* start GIVEN RECORDS *

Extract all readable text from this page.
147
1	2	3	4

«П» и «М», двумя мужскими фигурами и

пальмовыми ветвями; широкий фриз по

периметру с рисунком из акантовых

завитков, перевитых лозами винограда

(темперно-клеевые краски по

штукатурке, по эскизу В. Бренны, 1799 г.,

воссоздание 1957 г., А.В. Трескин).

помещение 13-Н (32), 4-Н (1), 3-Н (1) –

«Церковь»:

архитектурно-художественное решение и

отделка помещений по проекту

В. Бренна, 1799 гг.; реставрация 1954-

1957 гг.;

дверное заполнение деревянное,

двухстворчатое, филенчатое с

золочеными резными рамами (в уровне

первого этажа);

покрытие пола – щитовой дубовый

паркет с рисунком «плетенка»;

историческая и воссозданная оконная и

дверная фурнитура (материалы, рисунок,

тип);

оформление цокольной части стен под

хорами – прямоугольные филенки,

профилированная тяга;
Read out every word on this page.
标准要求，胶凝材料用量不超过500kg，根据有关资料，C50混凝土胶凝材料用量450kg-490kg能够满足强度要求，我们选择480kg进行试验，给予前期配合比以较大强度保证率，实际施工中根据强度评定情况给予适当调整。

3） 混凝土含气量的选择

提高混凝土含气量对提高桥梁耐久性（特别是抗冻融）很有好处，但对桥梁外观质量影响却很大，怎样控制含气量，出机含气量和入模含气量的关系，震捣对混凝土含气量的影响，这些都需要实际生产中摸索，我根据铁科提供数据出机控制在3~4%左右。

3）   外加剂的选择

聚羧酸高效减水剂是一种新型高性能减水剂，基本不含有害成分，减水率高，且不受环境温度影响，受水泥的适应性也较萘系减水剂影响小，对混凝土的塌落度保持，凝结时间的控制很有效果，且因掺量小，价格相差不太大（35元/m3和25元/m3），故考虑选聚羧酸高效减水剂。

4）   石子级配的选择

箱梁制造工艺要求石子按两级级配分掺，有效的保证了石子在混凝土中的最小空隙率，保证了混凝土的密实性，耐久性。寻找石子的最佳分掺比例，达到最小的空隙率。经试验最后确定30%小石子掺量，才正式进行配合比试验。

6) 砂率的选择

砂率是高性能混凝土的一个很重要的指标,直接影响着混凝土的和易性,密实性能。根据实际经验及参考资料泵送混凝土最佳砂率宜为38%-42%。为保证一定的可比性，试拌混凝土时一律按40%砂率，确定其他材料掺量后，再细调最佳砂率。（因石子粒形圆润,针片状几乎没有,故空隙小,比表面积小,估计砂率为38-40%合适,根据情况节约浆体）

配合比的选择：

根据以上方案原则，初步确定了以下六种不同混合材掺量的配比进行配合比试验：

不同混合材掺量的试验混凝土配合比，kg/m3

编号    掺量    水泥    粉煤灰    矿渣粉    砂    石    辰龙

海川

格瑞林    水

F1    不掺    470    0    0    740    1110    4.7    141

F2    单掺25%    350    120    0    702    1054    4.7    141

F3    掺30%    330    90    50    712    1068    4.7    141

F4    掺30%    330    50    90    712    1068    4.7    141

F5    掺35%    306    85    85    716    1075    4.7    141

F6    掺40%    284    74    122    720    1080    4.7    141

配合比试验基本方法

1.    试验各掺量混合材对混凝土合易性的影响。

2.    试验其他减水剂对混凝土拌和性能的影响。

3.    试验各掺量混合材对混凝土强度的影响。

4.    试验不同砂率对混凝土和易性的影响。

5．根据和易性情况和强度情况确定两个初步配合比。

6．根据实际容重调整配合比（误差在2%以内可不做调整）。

* end GIVEN RECORDS *

WRITTEN REQUEST: Take the listing above and set it down exactly.

SOLVED PROBLEM:
Extract all readable text from this page.
147
1	2	3	4

«П» и «М», двумя мужскими фигурами и

пальмовыми ветвями; широкий фриз по

периметру с рисунком из акантовых

завитков, перевитых лозами винограда

(темперно-клеевые краски по

штукатурке, по эскизу В. Бренны, 1799 г.,

воссоздание 1957 г., А.В. Трескин).

помещение 13-Н (32), 4-Н (1), 3-Н (1) –

«Церковь»:

архитектурно-художественное решение и

отделка помещений по проекту

В. Бренна, 1799 гг.; реставрация 1954-

1957 гг.;

дверное заполнение деревянное,

двухстворчатое, филенчатое с

золочеными резными рамами (в уровне

первого этажа);

покрытие пола – щитовой дубовый

паркет с рисунком «плетенка»;

историческая и воссозданная оконная и

дверная фурнитура (материалы, рисунок,

тип);

оформление цокольной части стен под

хорами – прямоугольные филенки,

профилированная тяга;
Read out every word on this page.
标准要求，胶凝材料用量不超过500kg，根据有关资料，C50混凝土胶凝材料用量450kg-490kg能够满足强度要求，我们选择480kg进行试验，给予前期配合比以较大强度保证率，实际施工中根据强度评定情况给予适当调整。

3） 混凝土含气量的选择

提高混凝土含气量对提高桥梁耐久性（特别是抗冻融）很有好处，但对桥梁外观质量影响却很大，怎样控制含气量，出机含气量和入模含气量的关系，震捣对混凝土含气量的影响，这些都需要实际生产中摸索，我根据铁科提供数据出机控制在3~4%左右。

3）   外加剂的选择

聚羧酸高效减水剂是一种新型高性能减水剂，基本不含有害成分，减水率高，且不受环境温度影响，受水泥的适应性也较萘系减水剂影响小，对混凝土的塌落度保持，凝结时间的控制很有效果，且因掺量小，价格相差不太大（35元/m3和25元/m3），故考虑选聚羧酸高效减水剂。

4）   石子级配的选择

箱梁制造工艺要求石子按两级级配分掺，有效的保证了石子在混凝土中的最小空隙率，保证了混凝土的密实性，耐久性。寻找石子的最佳分掺比例，达到最小的空隙率。经试验最后确定30%小石子掺量，才正式进行配合比试验。

6) 砂率的选择

砂率是高性能混凝土的一个很重要的指标,直接影响着混凝土的和易性,密实性能。根据实际经验及参考资料泵送混凝土最佳砂率宜为38%-42%。为保证一定的可比性，试拌混凝土时一律按40%砂率，确定其他材料掺量后，再细调最佳砂率。（因石子粒形圆润,针片状几乎没有,故空隙小,比表面积小,估计砂率为38-40%合适,根据情况节约浆体）

配合比的选择：

根据以上方案原则，初步确定了以下六种不同混合材掺量的配比进行配合比试验：

不同混合材掺量的试验混凝土配合比，kg/m3

编号    掺量    水泥    粉煤灰    矿渣粉    砂    石    辰龙

海川

格瑞林    水

F1    不掺    470    0    0    740    1110    4.7    141

F2    单掺25%    350    120    0    702    1054    4.7    141

F3    掺30%    330    90    50    712    1068    4.7    141

F4    掺30%    330    50    90    712    1068    4.7    141

F5    掺35%    306    85    85    716    1075    4.7    141

F6    掺40%    284    74    122    720    1080    4.7    141

配合比试验基本方法

1.    试验各掺量混合材对混凝土合易性的影响。

2.    试验其他减水剂对混凝土拌和性能的影响。

3.    试验各掺量混合材对混凝土强度的影响。

4.    试验不同砂率对混凝土和易性的影响。

5．根据和易性情况和强度情况确定两个初步配合比。

6．根据实际容重调整配合比（误差在2%以内可不做调整）。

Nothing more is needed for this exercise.